> Objective
Check each line of the material. Copy those containing "screenshot".
########################################
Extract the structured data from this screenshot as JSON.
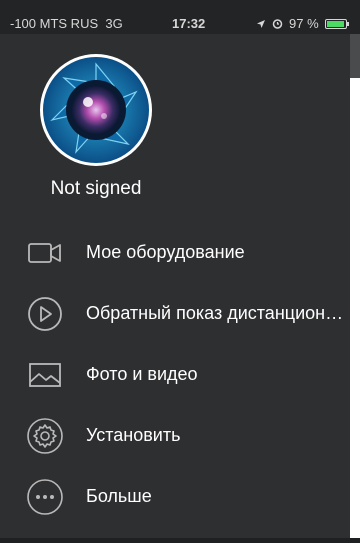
{
  "status_bar": {
    "carrier": "-100 MTS RUS",
    "network": "3G",
    "time": "17:32",
    "battery_percent": "97 %",
    "battery_level": 0.97
  },
  "profile": {
    "username": "Not signed",
    "avatar_icon": "camera-aperture-icon"
  },
  "menu": {
    "items": [
      {
        "label": "Мое оборудование",
        "icon": "video-camera-icon"
      },
      {
        "label": "Обратный показ дистанционного",
        "icon": "play-circle-icon"
      },
      {
        "label": "Фото и видео",
        "icon": "image-icon"
      },
      {
        "label": "Установить",
        "icon": "gear-icon"
      },
      {
        "label": "Больше",
        "icon": "more-icon"
      }
    ]
  },
  "colors": {
    "background": "#2e2f31",
    "text": "#ffffff",
    "icon_stroke": "#b9b9b9",
    "battery_fill": "#4cd964"
  }
}
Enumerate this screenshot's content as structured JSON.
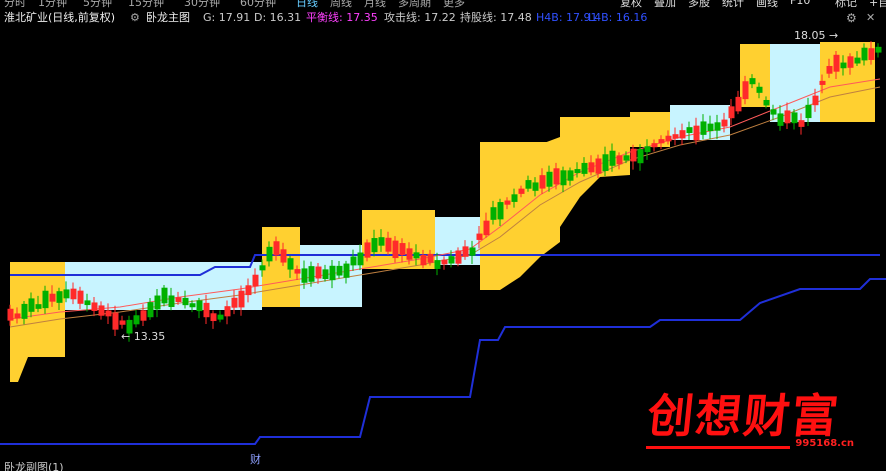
{
  "top_tabs": [
    {
      "label": "分时",
      "active": false
    },
    {
      "label": "1分钟",
      "active": false
    },
    {
      "label": "5分钟",
      "active": false
    },
    {
      "label": "15分钟",
      "active": false
    },
    {
      "label": "30分钟",
      "active": false
    },
    {
      "label": "60分钟",
      "active": false
    },
    {
      "label": "日线",
      "active": true
    },
    {
      "label": "周线",
      "active": false
    },
    {
      "label": "月线",
      "active": false
    },
    {
      "label": "多周期",
      "active": false
    },
    {
      "label": "更多",
      "active": false
    }
  ],
  "top_right_buttons": [
    "复权",
    "叠加",
    "多股",
    "统计",
    "画线",
    "F10",
    "标记",
    "+自选"
  ],
  "info": {
    "stock": "淮北矿业(日线,前复权)",
    "indicator": "卧龙主图",
    "g": "G: 17.91",
    "d": "D: 16.31",
    "balance": "平衡线: 17.35",
    "offensive": "攻击线: 17.22",
    "holding": "持股线: 17.48",
    "h4b": "H4B: 17.91",
    "l4b": "L4B: 16.16"
  },
  "colors": {
    "up": "#ff2a2a",
    "down": "#00b000",
    "cloud_yellow": "#ffd030",
    "cloud_cyan": "#c8f4ff",
    "blue_line": "#1f2fd8",
    "balance": "#ff40ff",
    "info_blue": "#3050ff"
  },
  "annotations": {
    "high": "18.05",
    "low": "13.35"
  },
  "bottom": {
    "caption": "财"
  },
  "watermark": {
    "text": "创想财富",
    "url": "995168.cn"
  }
}
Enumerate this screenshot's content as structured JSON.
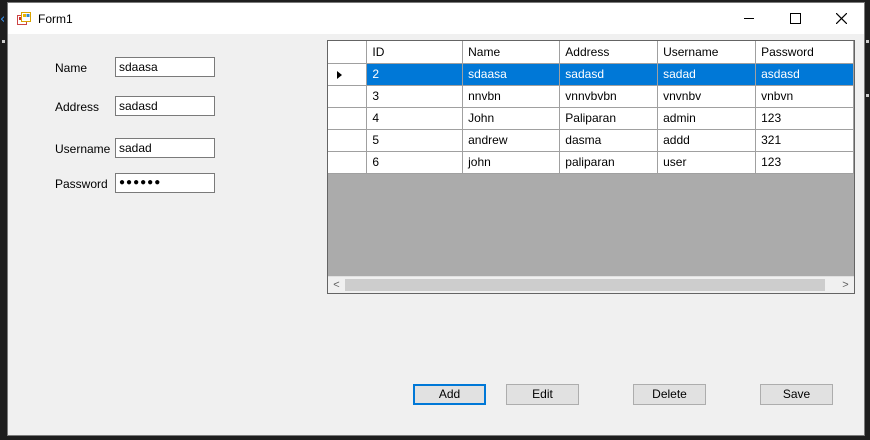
{
  "window": {
    "title": "Form1"
  },
  "form": {
    "fields": [
      {
        "label": "Name",
        "value": "sdaasa"
      },
      {
        "label": "Address",
        "value": "sadasd"
      },
      {
        "label": "Username",
        "value": "sadad"
      },
      {
        "label": "Password",
        "value": "●●●●●●"
      }
    ]
  },
  "grid": {
    "columns": [
      "ID",
      "Name",
      "Address",
      "Username",
      "Password"
    ],
    "rows": [
      {
        "cells": [
          "2",
          "sdaasa",
          "sadasd",
          "sadad",
          "asdasd"
        ],
        "selected": true
      },
      {
        "cells": [
          "3",
          "nnvbn",
          "vnnvbvbn",
          "vnvnbv",
          "vnbvn"
        ],
        "selected": false
      },
      {
        "cells": [
          "4",
          "John",
          "Paliparan",
          "admin",
          "123"
        ],
        "selected": false
      },
      {
        "cells": [
          "5",
          "andrew",
          "dasma",
          "addd",
          "321"
        ],
        "selected": false
      },
      {
        "cells": [
          "6",
          "john",
          "paliparan",
          "user",
          "123"
        ],
        "selected": false
      }
    ]
  },
  "buttons": {
    "add": "Add",
    "edit": "Edit",
    "delete": "Delete",
    "save": "Save"
  },
  "colors": {
    "selection": "#0078d7",
    "grid_background": "#ababab",
    "form_background": "#f0f0f0"
  }
}
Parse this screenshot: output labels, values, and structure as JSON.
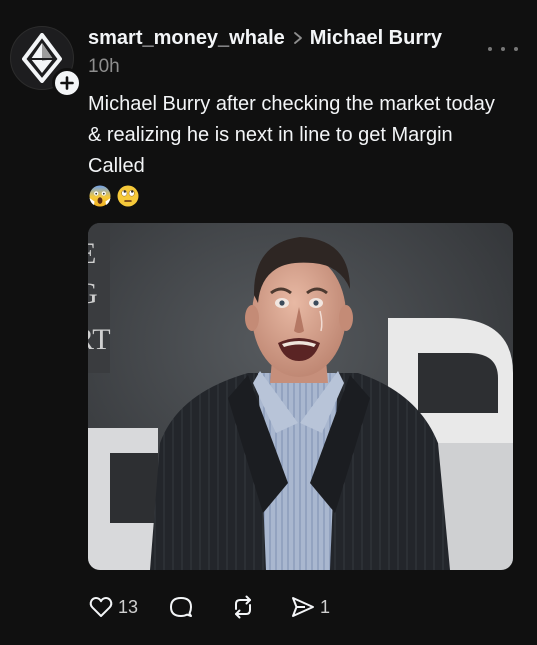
{
  "post": {
    "author": "smart_money_whale",
    "topic": "Michael Burry",
    "time": "10h",
    "caption": "Michael Burry after checking the market today & realizing he is next in line to get Margin Called",
    "emojis": [
      "face-screaming-in-fear-emoji",
      "face-with-rolling-eyes-emoji"
    ]
  },
  "actions": {
    "likes": "13",
    "reposts": "",
    "shares": "1"
  },
  "icons": {
    "avatar": "diamond-logo-icon",
    "follow": "plus-icon",
    "separator": "chevron-right-icon",
    "more": "more-horizontal-icon",
    "like": "heart-icon",
    "comment": "comment-bubble-icon",
    "repost": "repost-icon",
    "share": "send-icon"
  },
  "colors": {
    "background": "#101010",
    "text": "#f3f5f7",
    "muted": "#8e8e8e"
  }
}
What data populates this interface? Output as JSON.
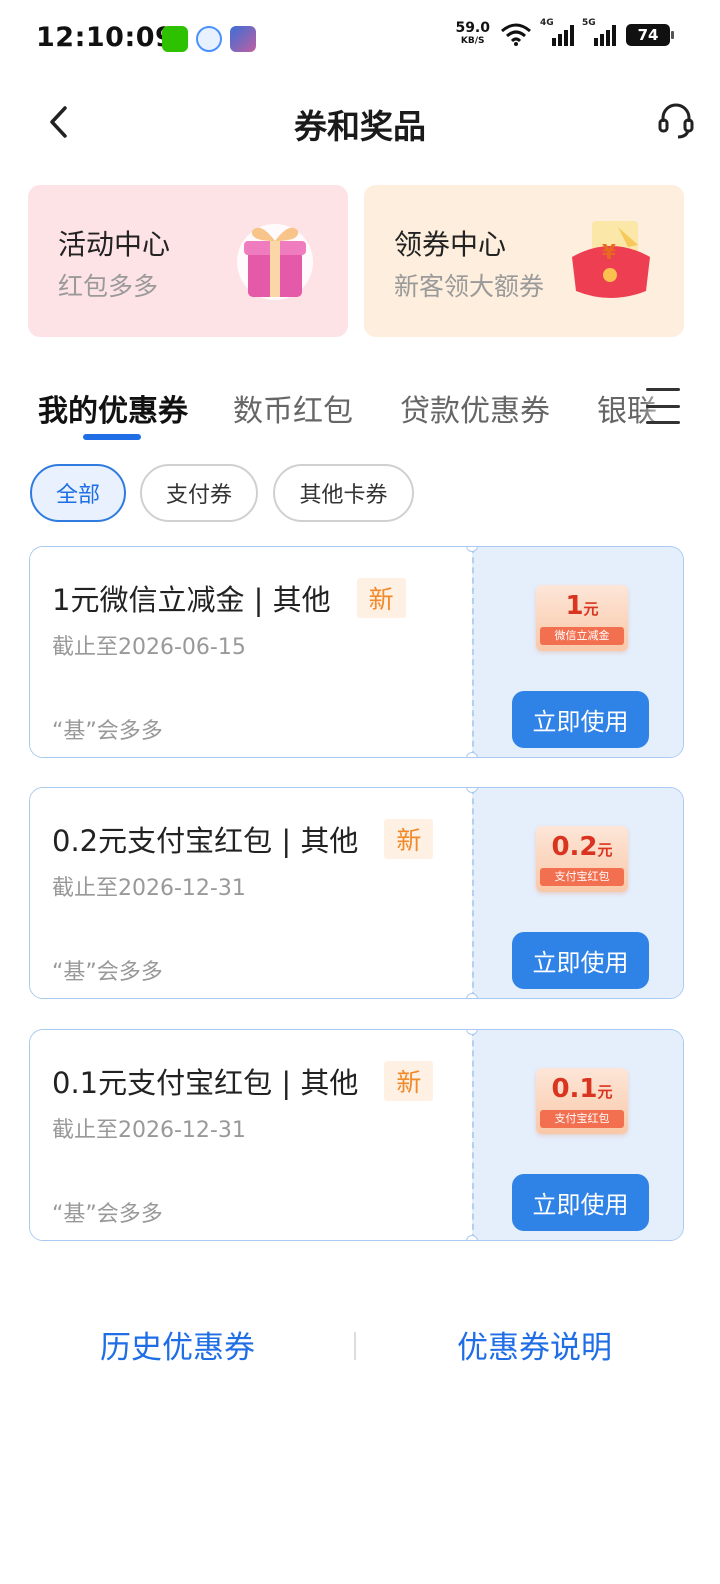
{
  "status_bar": {
    "time": "12:10:09",
    "net_speed": "59.0",
    "net_unit": "KB/S",
    "sig1_label": "4G",
    "sig2_label": "5G",
    "battery": "74"
  },
  "header": {
    "title": "券和奖品"
  },
  "promos": [
    {
      "title": "活动中心",
      "subtitle": "红包多多"
    },
    {
      "title": "领券中心",
      "subtitle": "新客领大额券"
    }
  ],
  "tabs": [
    "我的优惠券",
    "数币红包",
    "贷款优惠券",
    "银联"
  ],
  "chips": [
    "全部",
    "支付券",
    "其他卡券"
  ],
  "coupons": [
    {
      "title": "1元微信立减金 | 其他",
      "badge": "新",
      "expiry": "截止至2026-06-15",
      "source": "“基”会多多",
      "amount": "1",
      "unit": "元",
      "ticket_label": "微信立减金",
      "button": "立即使用"
    },
    {
      "title": "0.2元支付宝红包 | 其他",
      "badge": "新",
      "expiry": "截止至2026-12-31",
      "source": "“基”会多多",
      "amount": "0.2",
      "unit": "元",
      "ticket_label": "支付宝红包",
      "button": "立即使用"
    },
    {
      "title": "0.1元支付宝红包 | 其他",
      "badge": "新",
      "expiry": "截止至2026-12-31",
      "source": "“基”会多多",
      "amount": "0.1",
      "unit": "元",
      "ticket_label": "支付宝红包",
      "button": "立即使用"
    }
  ],
  "footer": {
    "history": "历史优惠券",
    "explain": "优惠券说明"
  },
  "colors": {
    "accent": "#1f6ee6",
    "button": "#2f82e6",
    "new_badge": "#f08a2a"
  }
}
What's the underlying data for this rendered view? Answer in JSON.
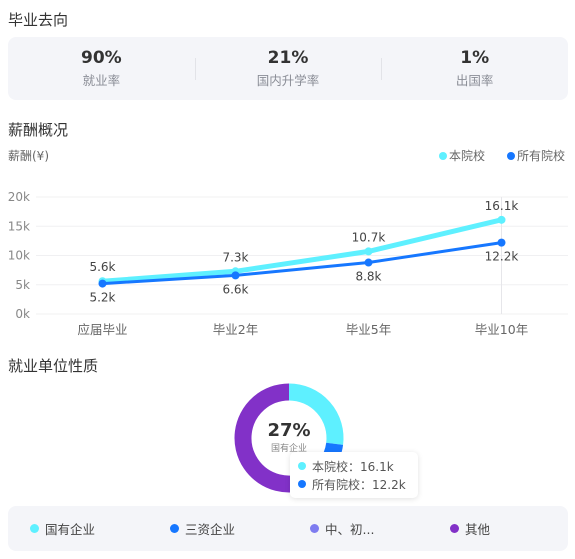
{
  "destination": {
    "title": "毕业去向",
    "stats": [
      {
        "value": "90%",
        "label": "就业率"
      },
      {
        "value": "21%",
        "label": "国内升学率"
      },
      {
        "value": "1%",
        "label": "出国率"
      }
    ]
  },
  "salary": {
    "title": "薪酬概况",
    "ylabel": "薪酬(¥)",
    "legend": [
      {
        "name": "本院校",
        "color": "#5ef0ff"
      },
      {
        "name": "所有院校",
        "color": "#1677ff"
      }
    ]
  },
  "chart_data": [
    {
      "type": "line",
      "title": "薪酬概况",
      "ylabel": "薪酬(¥)",
      "categories": [
        "应届毕业",
        "毕业2年",
        "毕业5年",
        "毕业10年"
      ],
      "yticks": [
        "0k",
        "5k",
        "10k",
        "15k",
        "20k"
      ],
      "ylim": [
        0,
        20
      ],
      "series": [
        {
          "name": "本院校",
          "color": "#5ef0ff",
          "values": [
            5.6,
            7.3,
            10.7,
            16.1
          ],
          "labels": [
            "5.6k",
            "7.3k",
            "10.7k",
            "16.1k"
          ]
        },
        {
          "name": "所有院校",
          "color": "#1677ff",
          "values": [
            5.2,
            6.6,
            8.8,
            12.2
          ],
          "labels": [
            "5.2k",
            "6.6k",
            "8.8k",
            "12.2k"
          ]
        }
      ],
      "legend": "top-right",
      "grid": true
    },
    {
      "type": "pie",
      "title": "就业单位性质",
      "center_value": "27%",
      "center_label": "国有企业",
      "slices": [
        {
          "name": "国有企业",
          "value": 27,
          "color": "#5ef0ff"
        },
        {
          "name": "三资企业",
          "value": 4,
          "color": "#1677ff"
        },
        {
          "name": "中、初...",
          "value": 0,
          "color": "#7e7cf0"
        },
        {
          "name": "其他",
          "value": 69,
          "color": "#8231c8"
        }
      ]
    }
  ],
  "employer": {
    "title": "就业单位性质",
    "center_value": "27%",
    "center_label": "国有企业",
    "tooltip": [
      {
        "text": "本院校：16.1k",
        "color": "#5ef0ff"
      },
      {
        "text": "所有院校：12.2k",
        "color": "#1677ff"
      }
    ],
    "legend": [
      {
        "name": "国有企业",
        "color": "#5ef0ff"
      },
      {
        "name": "三资企业",
        "color": "#1677ff"
      },
      {
        "name": "中、初...",
        "color": "#7e7cf0"
      },
      {
        "name": "其他",
        "color": "#8231c8"
      }
    ]
  }
}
########################################
> The completed task
Extract the structured data from this screenshot as JSON.
Enumerate this screenshot's content as structured JSON.
Enumerate this screenshot's content as structured JSON.
Parse this screenshot: output labels, values, and structure as JSON.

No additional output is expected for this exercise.